**Saved data entries**
--- BEGIN ---

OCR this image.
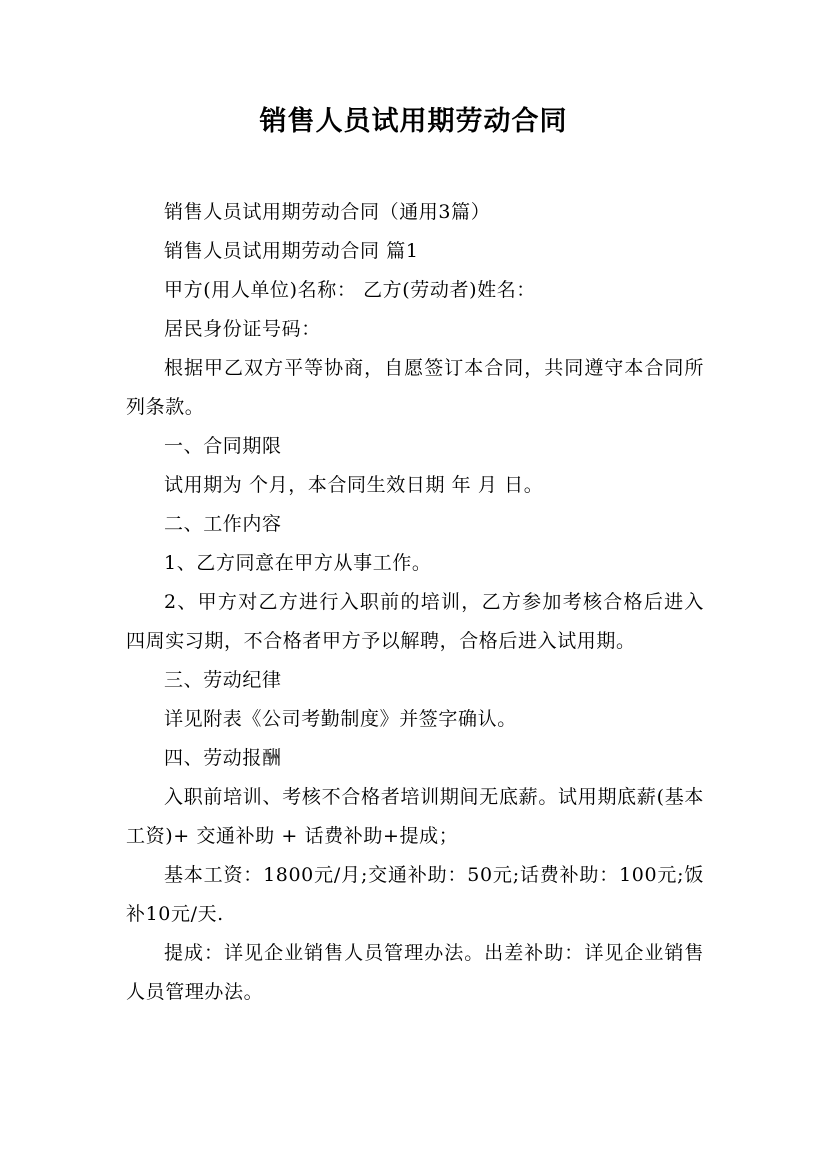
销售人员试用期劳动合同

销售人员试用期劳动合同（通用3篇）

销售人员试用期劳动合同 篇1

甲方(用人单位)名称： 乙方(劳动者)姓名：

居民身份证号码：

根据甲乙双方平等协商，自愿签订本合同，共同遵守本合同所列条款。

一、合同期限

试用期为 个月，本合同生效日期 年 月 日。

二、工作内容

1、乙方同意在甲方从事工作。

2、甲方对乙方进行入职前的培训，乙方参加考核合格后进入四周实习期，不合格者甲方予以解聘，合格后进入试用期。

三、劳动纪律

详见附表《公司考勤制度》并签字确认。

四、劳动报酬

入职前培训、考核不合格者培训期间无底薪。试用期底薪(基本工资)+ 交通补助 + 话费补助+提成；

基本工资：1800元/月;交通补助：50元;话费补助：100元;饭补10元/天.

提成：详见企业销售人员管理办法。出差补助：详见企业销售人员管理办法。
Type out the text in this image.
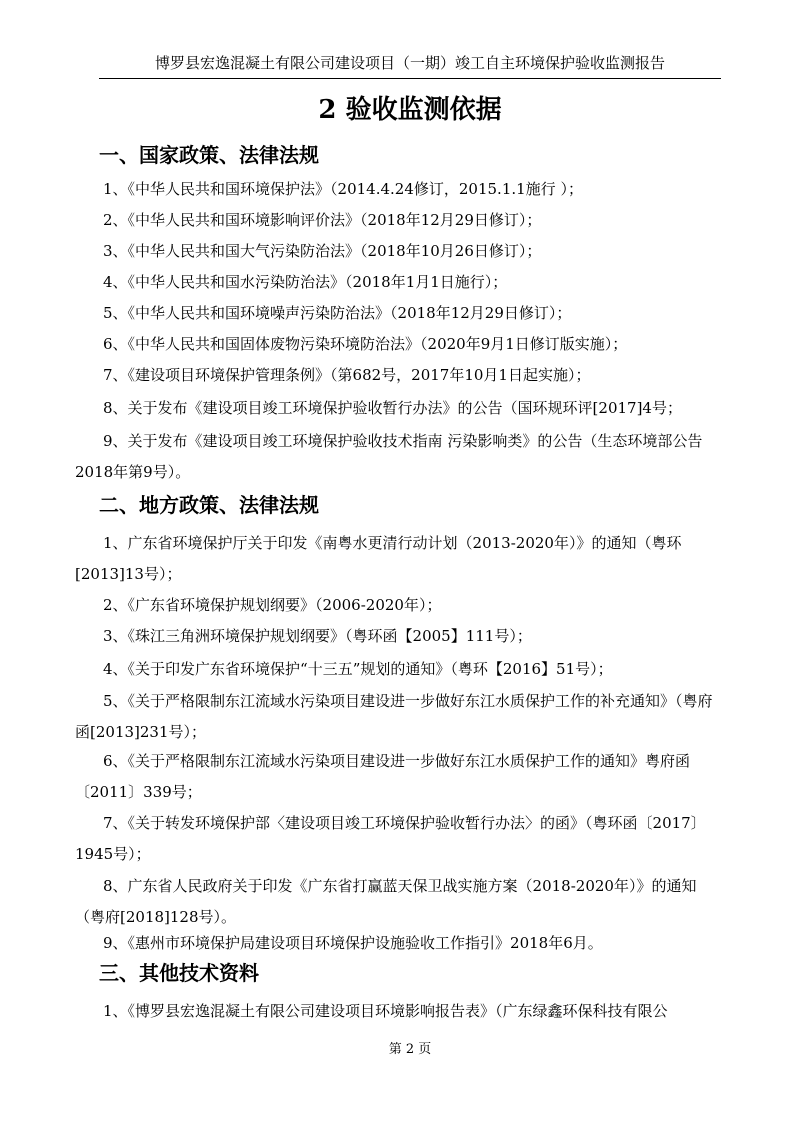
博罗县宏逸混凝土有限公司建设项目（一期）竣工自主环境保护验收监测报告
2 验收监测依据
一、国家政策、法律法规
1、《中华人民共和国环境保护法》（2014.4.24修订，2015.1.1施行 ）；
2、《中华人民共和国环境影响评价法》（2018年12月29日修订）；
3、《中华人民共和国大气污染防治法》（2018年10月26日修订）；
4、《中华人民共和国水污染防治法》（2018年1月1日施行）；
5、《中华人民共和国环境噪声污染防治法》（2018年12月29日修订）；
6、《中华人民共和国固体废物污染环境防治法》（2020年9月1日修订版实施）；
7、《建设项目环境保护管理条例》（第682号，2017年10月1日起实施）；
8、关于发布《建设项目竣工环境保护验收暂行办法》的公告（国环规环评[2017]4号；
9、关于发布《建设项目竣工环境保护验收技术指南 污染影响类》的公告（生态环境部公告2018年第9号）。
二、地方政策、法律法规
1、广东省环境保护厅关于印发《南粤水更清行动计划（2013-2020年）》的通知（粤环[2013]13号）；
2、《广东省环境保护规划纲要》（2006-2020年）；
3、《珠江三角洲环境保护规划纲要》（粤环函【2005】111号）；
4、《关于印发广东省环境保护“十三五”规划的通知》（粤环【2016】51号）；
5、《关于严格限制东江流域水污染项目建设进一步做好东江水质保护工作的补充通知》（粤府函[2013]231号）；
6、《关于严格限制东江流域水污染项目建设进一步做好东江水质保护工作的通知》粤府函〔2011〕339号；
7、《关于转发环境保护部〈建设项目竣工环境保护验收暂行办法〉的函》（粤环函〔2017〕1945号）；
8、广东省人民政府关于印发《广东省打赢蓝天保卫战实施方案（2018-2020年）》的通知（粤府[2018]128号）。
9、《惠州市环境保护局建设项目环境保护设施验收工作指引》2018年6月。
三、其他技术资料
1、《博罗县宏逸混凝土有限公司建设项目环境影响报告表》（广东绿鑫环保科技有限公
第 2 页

--- END ---

Copy out every line of the data that includes "this".

OCR this image.
Type out the text in this image.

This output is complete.